[Dataset listings of figures]
.....

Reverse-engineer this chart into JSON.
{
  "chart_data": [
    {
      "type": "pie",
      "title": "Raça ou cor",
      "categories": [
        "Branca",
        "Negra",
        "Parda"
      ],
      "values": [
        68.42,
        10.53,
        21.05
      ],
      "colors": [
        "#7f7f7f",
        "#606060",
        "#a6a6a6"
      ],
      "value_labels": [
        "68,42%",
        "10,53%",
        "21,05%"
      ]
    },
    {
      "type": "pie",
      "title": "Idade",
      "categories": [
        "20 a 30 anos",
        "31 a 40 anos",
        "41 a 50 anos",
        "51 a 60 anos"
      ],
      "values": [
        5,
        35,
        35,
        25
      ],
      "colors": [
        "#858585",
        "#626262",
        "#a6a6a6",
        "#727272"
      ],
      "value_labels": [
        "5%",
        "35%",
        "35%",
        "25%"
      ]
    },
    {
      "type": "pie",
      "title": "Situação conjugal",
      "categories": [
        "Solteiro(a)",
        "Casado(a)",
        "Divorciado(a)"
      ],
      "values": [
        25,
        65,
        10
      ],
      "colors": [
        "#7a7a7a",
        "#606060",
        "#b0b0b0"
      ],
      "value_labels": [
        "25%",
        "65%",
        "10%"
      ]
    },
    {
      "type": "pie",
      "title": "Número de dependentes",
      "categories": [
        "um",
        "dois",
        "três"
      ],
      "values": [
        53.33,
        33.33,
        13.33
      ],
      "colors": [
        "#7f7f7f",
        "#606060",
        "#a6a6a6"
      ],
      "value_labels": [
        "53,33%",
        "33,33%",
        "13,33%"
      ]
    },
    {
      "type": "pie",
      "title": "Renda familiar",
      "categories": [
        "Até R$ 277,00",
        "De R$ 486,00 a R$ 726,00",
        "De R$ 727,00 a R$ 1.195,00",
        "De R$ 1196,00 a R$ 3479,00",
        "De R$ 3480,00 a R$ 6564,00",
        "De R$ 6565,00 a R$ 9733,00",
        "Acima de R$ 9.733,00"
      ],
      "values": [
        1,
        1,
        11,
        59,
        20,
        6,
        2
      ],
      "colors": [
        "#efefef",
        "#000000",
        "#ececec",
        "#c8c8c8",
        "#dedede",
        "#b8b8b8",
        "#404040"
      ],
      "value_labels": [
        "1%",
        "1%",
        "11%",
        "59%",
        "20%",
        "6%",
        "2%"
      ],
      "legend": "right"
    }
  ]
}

.....

[Exercise instructions] Only lines holding the string "title" are wanted; gather each one from the entries above.

[Response]
      "title": "Raça ou cor",
      "title": "Idade",
      "title": "Situação conjugal",
      "title": "Número de dependentes",
      "title": "Renda familiar",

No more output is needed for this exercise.